> What this task involves: Please reproduce the records exactly, leaving out any pictures.

> Supplied material:

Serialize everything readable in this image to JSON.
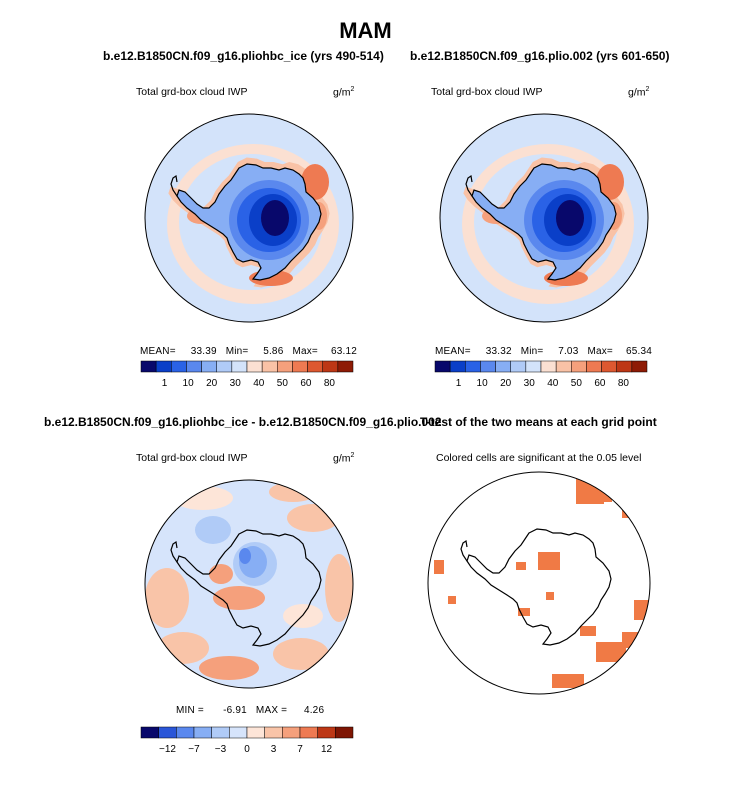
{
  "page": {
    "title": "MAM"
  },
  "chart_data": [
    {
      "type": "heatmap",
      "projection": "polar-stereographic-south",
      "title": "b.e12.B1850CN.f09_g16.pliohbc_ice (yrs 490-514)",
      "variable_label": "Total grd-box cloud IWP",
      "units": "g/m",
      "units_superscript": "2",
      "stats": {
        "mean_label": "MEAN=",
        "mean": "33.39",
        "min_label": "Min=",
        "min": "5.86",
        "max_label": "Max=",
        "max": "63.12"
      },
      "colorbar": {
        "levels": [
          "1",
          "10",
          "20",
          "30",
          "40",
          "50",
          "60",
          "80"
        ],
        "colors": [
          "#08086b",
          "#0a3fc8",
          "#2a62e6",
          "#5a88ee",
          "#87aef4",
          "#b0cbf7",
          "#d3e3fa",
          "#fbe0d2",
          "#f9c2a6",
          "#f5a07c",
          "#ee7a52",
          "#dd5830",
          "#bd3715",
          "#8e1b05"
        ]
      },
      "approx_zonal_means": {
        "antarctic_interior": 5,
        "coastal_ring": 55,
        "southern_ocean": 35
      }
    },
    {
      "type": "heatmap",
      "projection": "polar-stereographic-south",
      "title": "b.e12.B1850CN.f09_g16.plio.002 (yrs 601-650)",
      "variable_label": "Total grd-box cloud IWP",
      "units": "g/m",
      "units_superscript": "2",
      "stats": {
        "mean_label": "MEAN=",
        "mean": "33.32",
        "min_label": "Min=",
        "min": "7.03",
        "max_label": "Max=",
        "max": "65.34"
      },
      "colorbar": {
        "levels": [
          "1",
          "10",
          "20",
          "30",
          "40",
          "50",
          "60",
          "80"
        ],
        "colors": [
          "#08086b",
          "#0a3fc8",
          "#2a62e6",
          "#5a88ee",
          "#87aef4",
          "#b0cbf7",
          "#d3e3fa",
          "#fbe0d2",
          "#f9c2a6",
          "#f5a07c",
          "#ee7a52",
          "#dd5830",
          "#bd3715",
          "#8e1b05"
        ]
      },
      "approx_zonal_means": {
        "antarctic_interior": 7,
        "coastal_ring": 55,
        "southern_ocean": 35
      }
    },
    {
      "type": "heatmap",
      "projection": "polar-stereographic-south",
      "title": "b.e12.B1850CN.f09_g16.pliohbc_ice - b.e12.B1850CN.f09_g16.plio.002",
      "variable_label": "Total grd-box cloud IWP",
      "units": "g/m",
      "units_superscript": "2",
      "stats": {
        "min_label": "MIN =",
        "min": "-6.91",
        "max_label": "MAX =",
        "max": "4.26"
      },
      "colorbar": {
        "levels": [
          "−12",
          "−7",
          "−3",
          "0",
          "3",
          "7",
          "12"
        ],
        "colors": [
          "#08086b",
          "#2a56d8",
          "#5a88ee",
          "#87aef4",
          "#b0cbf7",
          "#d6e4fb",
          "#fde5d8",
          "#f9c4a8",
          "#f5a07c",
          "#ee7a52",
          "#bd3715",
          "#7e1503"
        ]
      }
    },
    {
      "type": "heatmap",
      "projection": "polar-stereographic-south",
      "title": "T-test of the two means at each grid point",
      "variable_label": "Colored cells are significant at the 0.05 level",
      "significant_color": "#f07a45"
    }
  ]
}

> Task output:
Serialize everything readable in this image to JSON.
{
  "page": {
    "title": "MAM"
  },
  "chart_data": [
    {
      "type": "heatmap",
      "projection": "polar-stereographic-south",
      "title": "b.e12.B1850CN.f09_g16.pliohbc_ice (yrs 490-514)",
      "variable_label": "Total grd-box cloud IWP",
      "units": "g/m",
      "units_superscript": "2",
      "stats": {
        "mean_label": "MEAN=",
        "mean": "33.39",
        "min_label": "Min=",
        "min": "5.86",
        "max_label": "Max=",
        "max": "63.12"
      },
      "colorbar": {
        "levels": [
          "1",
          "10",
          "20",
          "30",
          "40",
          "50",
          "60",
          "80"
        ],
        "colors": [
          "#08086b",
          "#0a3fc8",
          "#2a62e6",
          "#5a88ee",
          "#87aef4",
          "#b0cbf7",
          "#d3e3fa",
          "#fbe0d2",
          "#f9c2a6",
          "#f5a07c",
          "#ee7a52",
          "#dd5830",
          "#bd3715",
          "#8e1b05"
        ]
      },
      "approx_zonal_means": {
        "antarctic_interior": 5,
        "coastal_ring": 55,
        "southern_ocean": 35
      }
    },
    {
      "type": "heatmap",
      "projection": "polar-stereographic-south",
      "title": "b.e12.B1850CN.f09_g16.plio.002 (yrs 601-650)",
      "variable_label": "Total grd-box cloud IWP",
      "units": "g/m",
      "units_superscript": "2",
      "stats": {
        "mean_label": "MEAN=",
        "mean": "33.32",
        "min_label": "Min=",
        "min": "7.03",
        "max_label": "Max=",
        "max": "65.34"
      },
      "colorbar": {
        "levels": [
          "1",
          "10",
          "20",
          "30",
          "40",
          "50",
          "60",
          "80"
        ],
        "colors": [
          "#08086b",
          "#0a3fc8",
          "#2a62e6",
          "#5a88ee",
          "#87aef4",
          "#b0cbf7",
          "#d3e3fa",
          "#fbe0d2",
          "#f9c2a6",
          "#f5a07c",
          "#ee7a52",
          "#dd5830",
          "#bd3715",
          "#8e1b05"
        ]
      },
      "approx_zonal_means": {
        "antarctic_interior": 7,
        "coastal_ring": 55,
        "southern_ocean": 35
      }
    },
    {
      "type": "heatmap",
      "projection": "polar-stereographic-south",
      "title": "b.e12.B1850CN.f09_g16.pliohbc_ice - b.e12.B1850CN.f09_g16.plio.002",
      "variable_label": "Total grd-box cloud IWP",
      "units": "g/m",
      "units_superscript": "2",
      "stats": {
        "min_label": "MIN =",
        "min": "-6.91",
        "max_label": "MAX =",
        "max": "4.26"
      },
      "colorbar": {
        "levels": [
          "−12",
          "−7",
          "−3",
          "0",
          "3",
          "7",
          "12"
        ],
        "colors": [
          "#08086b",
          "#2a56d8",
          "#5a88ee",
          "#87aef4",
          "#b0cbf7",
          "#d6e4fb",
          "#fde5d8",
          "#f9c4a8",
          "#f5a07c",
          "#ee7a52",
          "#bd3715",
          "#7e1503"
        ]
      }
    },
    {
      "type": "heatmap",
      "projection": "polar-stereographic-south",
      "title": "T-test of the two means at each grid point",
      "variable_label": "Colored cells are significant at the 0.05 level",
      "significant_color": "#f07a45"
    }
  ]
}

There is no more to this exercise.